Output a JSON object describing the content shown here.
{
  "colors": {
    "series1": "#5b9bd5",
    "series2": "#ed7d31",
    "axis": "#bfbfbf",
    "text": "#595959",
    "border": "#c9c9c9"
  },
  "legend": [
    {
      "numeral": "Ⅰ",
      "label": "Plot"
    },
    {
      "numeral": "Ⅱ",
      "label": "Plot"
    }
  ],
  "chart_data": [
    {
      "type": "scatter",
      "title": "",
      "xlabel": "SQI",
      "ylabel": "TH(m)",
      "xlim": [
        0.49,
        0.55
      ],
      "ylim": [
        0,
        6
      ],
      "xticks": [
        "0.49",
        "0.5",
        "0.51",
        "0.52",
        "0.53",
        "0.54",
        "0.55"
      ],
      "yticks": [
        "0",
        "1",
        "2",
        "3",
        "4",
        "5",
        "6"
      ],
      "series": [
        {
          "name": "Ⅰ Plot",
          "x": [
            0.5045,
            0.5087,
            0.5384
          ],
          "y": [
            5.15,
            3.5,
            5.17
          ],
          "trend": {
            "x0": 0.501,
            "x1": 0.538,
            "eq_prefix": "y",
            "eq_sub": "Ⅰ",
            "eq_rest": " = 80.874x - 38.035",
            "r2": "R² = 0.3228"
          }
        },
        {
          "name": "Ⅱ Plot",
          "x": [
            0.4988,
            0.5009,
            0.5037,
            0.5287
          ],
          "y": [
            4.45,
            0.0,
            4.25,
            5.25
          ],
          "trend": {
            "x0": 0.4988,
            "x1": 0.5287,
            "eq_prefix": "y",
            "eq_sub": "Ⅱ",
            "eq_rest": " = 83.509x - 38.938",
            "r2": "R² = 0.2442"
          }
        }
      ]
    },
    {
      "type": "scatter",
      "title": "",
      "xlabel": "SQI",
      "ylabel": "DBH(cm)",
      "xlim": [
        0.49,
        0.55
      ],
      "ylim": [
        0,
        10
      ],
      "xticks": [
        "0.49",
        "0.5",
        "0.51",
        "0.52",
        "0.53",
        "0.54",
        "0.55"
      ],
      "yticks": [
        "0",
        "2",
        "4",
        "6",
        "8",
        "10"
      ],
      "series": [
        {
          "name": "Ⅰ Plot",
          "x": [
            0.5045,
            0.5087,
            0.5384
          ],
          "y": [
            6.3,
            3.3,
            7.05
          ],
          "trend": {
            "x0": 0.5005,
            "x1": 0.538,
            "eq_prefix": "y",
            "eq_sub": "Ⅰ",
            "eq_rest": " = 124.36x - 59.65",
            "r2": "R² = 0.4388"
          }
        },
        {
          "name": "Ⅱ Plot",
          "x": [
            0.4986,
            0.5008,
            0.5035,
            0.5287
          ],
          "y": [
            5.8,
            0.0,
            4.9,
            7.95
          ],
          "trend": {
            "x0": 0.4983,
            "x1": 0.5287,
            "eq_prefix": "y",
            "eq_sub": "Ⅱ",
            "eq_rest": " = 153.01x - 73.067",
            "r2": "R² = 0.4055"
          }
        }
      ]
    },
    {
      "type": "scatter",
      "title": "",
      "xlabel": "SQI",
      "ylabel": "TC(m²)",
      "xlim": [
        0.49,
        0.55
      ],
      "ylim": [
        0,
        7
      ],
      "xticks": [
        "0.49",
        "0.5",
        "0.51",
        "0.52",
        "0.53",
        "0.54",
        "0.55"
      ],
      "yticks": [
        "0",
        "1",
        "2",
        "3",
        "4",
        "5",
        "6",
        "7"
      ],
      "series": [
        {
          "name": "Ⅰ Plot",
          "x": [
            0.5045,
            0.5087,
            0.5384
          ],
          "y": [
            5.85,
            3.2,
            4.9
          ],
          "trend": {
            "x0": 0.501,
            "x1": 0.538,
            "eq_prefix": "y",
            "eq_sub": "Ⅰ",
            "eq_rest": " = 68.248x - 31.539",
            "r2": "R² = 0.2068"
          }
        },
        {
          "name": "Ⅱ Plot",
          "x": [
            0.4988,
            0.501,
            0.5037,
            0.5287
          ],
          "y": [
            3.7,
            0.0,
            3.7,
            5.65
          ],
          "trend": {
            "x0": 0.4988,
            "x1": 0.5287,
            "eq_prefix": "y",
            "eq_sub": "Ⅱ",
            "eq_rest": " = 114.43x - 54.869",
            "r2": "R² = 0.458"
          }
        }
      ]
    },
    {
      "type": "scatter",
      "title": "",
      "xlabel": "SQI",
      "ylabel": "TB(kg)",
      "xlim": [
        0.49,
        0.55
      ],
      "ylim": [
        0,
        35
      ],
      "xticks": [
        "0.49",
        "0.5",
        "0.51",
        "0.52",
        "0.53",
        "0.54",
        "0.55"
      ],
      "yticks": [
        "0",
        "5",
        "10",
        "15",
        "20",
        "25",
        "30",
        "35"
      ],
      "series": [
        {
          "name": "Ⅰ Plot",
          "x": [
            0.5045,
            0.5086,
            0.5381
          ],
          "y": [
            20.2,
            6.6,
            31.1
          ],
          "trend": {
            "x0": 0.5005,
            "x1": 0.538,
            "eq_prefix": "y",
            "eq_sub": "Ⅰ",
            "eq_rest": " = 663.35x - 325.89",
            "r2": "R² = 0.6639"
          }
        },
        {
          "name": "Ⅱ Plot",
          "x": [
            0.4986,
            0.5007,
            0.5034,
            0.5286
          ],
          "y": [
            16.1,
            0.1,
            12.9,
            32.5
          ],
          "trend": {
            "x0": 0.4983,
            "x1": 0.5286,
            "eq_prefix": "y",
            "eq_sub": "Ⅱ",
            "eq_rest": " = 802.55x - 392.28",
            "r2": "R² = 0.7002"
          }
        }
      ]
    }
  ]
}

### TASK REQUIREMENTS
Each record above should be restated word for word.

### EXERCISE RESPONSE
Output a JSON object describing the content shown here.
{
  "colors": {
    "series1": "#5b9bd5",
    "series2": "#ed7d31",
    "axis": "#bfbfbf",
    "text": "#595959",
    "border": "#c9c9c9"
  },
  "legend": [
    {
      "numeral": "Ⅰ",
      "label": "Plot"
    },
    {
      "numeral": "Ⅱ",
      "label": "Plot"
    }
  ],
  "chart_data": [
    {
      "type": "scatter",
      "title": "",
      "xlabel": "SQI",
      "ylabel": "TH(m)",
      "xlim": [
        0.49,
        0.55
      ],
      "ylim": [
        0,
        6
      ],
      "xticks": [
        "0.49",
        "0.5",
        "0.51",
        "0.52",
        "0.53",
        "0.54",
        "0.55"
      ],
      "yticks": [
        "0",
        "1",
        "2",
        "3",
        "4",
        "5",
        "6"
      ],
      "series": [
        {
          "name": "Ⅰ Plot",
          "x": [
            0.5045,
            0.5087,
            0.5384
          ],
          "y": [
            5.15,
            3.5,
            5.17
          ],
          "trend": {
            "x0": 0.501,
            "x1": 0.538,
            "eq_prefix": "y",
            "eq_sub": "Ⅰ",
            "eq_rest": " = 80.874x - 38.035",
            "r2": "R² = 0.3228"
          }
        },
        {
          "name": "Ⅱ Plot",
          "x": [
            0.4988,
            0.5009,
            0.5037,
            0.5287
          ],
          "y": [
            4.45,
            0.0,
            4.25,
            5.25
          ],
          "trend": {
            "x0": 0.4988,
            "x1": 0.5287,
            "eq_prefix": "y",
            "eq_sub": "Ⅱ",
            "eq_rest": " = 83.509x - 38.938",
            "r2": "R² = 0.2442"
          }
        }
      ]
    },
    {
      "type": "scatter",
      "title": "",
      "xlabel": "SQI",
      "ylabel": "DBH(cm)",
      "xlim": [
        0.49,
        0.55
      ],
      "ylim": [
        0,
        10
      ],
      "xticks": [
        "0.49",
        "0.5",
        "0.51",
        "0.52",
        "0.53",
        "0.54",
        "0.55"
      ],
      "yticks": [
        "0",
        "2",
        "4",
        "6",
        "8",
        "10"
      ],
      "series": [
        {
          "name": "Ⅰ Plot",
          "x": [
            0.5045,
            0.5087,
            0.5384
          ],
          "y": [
            6.3,
            3.3,
            7.05
          ],
          "trend": {
            "x0": 0.5005,
            "x1": 0.538,
            "eq_prefix": "y",
            "eq_sub": "Ⅰ",
            "eq_rest": " = 124.36x - 59.65",
            "r2": "R² = 0.4388"
          }
        },
        {
          "name": "Ⅱ Plot",
          "x": [
            0.4986,
            0.5008,
            0.5035,
            0.5287
          ],
          "y": [
            5.8,
            0.0,
            4.9,
            7.95
          ],
          "trend": {
            "x0": 0.4983,
            "x1": 0.5287,
            "eq_prefix": "y",
            "eq_sub": "Ⅱ",
            "eq_rest": " = 153.01x - 73.067",
            "r2": "R² = 0.4055"
          }
        }
      ]
    },
    {
      "type": "scatter",
      "title": "",
      "xlabel": "SQI",
      "ylabel": "TC(m²)",
      "xlim": [
        0.49,
        0.55
      ],
      "ylim": [
        0,
        7
      ],
      "xticks": [
        "0.49",
        "0.5",
        "0.51",
        "0.52",
        "0.53",
        "0.54",
        "0.55"
      ],
      "yticks": [
        "0",
        "1",
        "2",
        "3",
        "4",
        "5",
        "6",
        "7"
      ],
      "series": [
        {
          "name": "Ⅰ Plot",
          "x": [
            0.5045,
            0.5087,
            0.5384
          ],
          "y": [
            5.85,
            3.2,
            4.9
          ],
          "trend": {
            "x0": 0.501,
            "x1": 0.538,
            "eq_prefix": "y",
            "eq_sub": "Ⅰ",
            "eq_rest": " = 68.248x - 31.539",
            "r2": "R² = 0.2068"
          }
        },
        {
          "name": "Ⅱ Plot",
          "x": [
            0.4988,
            0.501,
            0.5037,
            0.5287
          ],
          "y": [
            3.7,
            0.0,
            3.7,
            5.65
          ],
          "trend": {
            "x0": 0.4988,
            "x1": 0.5287,
            "eq_prefix": "y",
            "eq_sub": "Ⅱ",
            "eq_rest": " = 114.43x - 54.869",
            "r2": "R² = 0.458"
          }
        }
      ]
    },
    {
      "type": "scatter",
      "title": "",
      "xlabel": "SQI",
      "ylabel": "TB(kg)",
      "xlim": [
        0.49,
        0.55
      ],
      "ylim": [
        0,
        35
      ],
      "xticks": [
        "0.49",
        "0.5",
        "0.51",
        "0.52",
        "0.53",
        "0.54",
        "0.55"
      ],
      "yticks": [
        "0",
        "5",
        "10",
        "15",
        "20",
        "25",
        "30",
        "35"
      ],
      "series": [
        {
          "name": "Ⅰ Plot",
          "x": [
            0.5045,
            0.5086,
            0.5381
          ],
          "y": [
            20.2,
            6.6,
            31.1
          ],
          "trend": {
            "x0": 0.5005,
            "x1": 0.538,
            "eq_prefix": "y",
            "eq_sub": "Ⅰ",
            "eq_rest": " = 663.35x - 325.89",
            "r2": "R² = 0.6639"
          }
        },
        {
          "name": "Ⅱ Plot",
          "x": [
            0.4986,
            0.5007,
            0.5034,
            0.5286
          ],
          "y": [
            16.1,
            0.1,
            12.9,
            32.5
          ],
          "trend": {
            "x0": 0.4983,
            "x1": 0.5286,
            "eq_prefix": "y",
            "eq_sub": "Ⅱ",
            "eq_rest": " = 802.55x - 392.28",
            "r2": "R² = 0.7002"
          }
        }
      ]
    }
  ]
}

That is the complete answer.